## GOAL:
Using the material that follows, identify and copy each line with the string "JSON".

## PROVIDED DATA:
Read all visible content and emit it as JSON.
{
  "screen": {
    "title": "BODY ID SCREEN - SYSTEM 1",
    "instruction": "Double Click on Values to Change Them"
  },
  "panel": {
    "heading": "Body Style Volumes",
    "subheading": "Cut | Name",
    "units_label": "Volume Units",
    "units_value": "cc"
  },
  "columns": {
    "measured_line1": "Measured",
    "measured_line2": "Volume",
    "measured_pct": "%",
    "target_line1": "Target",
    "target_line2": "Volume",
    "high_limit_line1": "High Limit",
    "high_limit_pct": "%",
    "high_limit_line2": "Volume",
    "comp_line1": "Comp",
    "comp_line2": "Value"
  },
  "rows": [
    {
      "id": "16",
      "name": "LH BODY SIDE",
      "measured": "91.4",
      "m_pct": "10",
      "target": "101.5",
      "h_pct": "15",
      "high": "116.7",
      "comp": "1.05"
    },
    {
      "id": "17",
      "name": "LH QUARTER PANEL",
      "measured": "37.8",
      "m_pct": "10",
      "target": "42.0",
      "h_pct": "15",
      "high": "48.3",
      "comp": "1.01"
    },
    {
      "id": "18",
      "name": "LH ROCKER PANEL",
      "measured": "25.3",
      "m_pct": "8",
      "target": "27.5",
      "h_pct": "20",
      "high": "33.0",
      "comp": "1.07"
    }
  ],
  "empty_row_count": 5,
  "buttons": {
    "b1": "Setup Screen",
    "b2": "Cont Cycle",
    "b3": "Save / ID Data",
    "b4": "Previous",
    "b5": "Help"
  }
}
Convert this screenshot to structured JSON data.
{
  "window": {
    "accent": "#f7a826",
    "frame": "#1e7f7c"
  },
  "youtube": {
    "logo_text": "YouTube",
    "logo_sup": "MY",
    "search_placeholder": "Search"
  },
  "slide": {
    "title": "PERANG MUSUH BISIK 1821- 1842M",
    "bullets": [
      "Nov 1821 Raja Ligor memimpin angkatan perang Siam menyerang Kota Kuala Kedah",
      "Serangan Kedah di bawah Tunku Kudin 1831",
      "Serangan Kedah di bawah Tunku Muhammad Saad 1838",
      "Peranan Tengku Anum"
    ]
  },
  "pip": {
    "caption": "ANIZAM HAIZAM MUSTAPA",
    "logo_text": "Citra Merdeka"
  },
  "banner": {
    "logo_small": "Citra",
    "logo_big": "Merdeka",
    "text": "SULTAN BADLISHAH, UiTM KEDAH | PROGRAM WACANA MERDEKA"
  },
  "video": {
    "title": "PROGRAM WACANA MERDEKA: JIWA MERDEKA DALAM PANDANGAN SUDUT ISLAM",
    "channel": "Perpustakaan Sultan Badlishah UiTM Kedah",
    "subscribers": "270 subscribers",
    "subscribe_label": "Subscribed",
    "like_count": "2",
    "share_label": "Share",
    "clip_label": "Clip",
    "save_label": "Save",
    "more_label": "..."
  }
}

## CORRECT OUTPUT:
Read all visible content and emit it as JSON.
Convert this screenshot to structured JSON data.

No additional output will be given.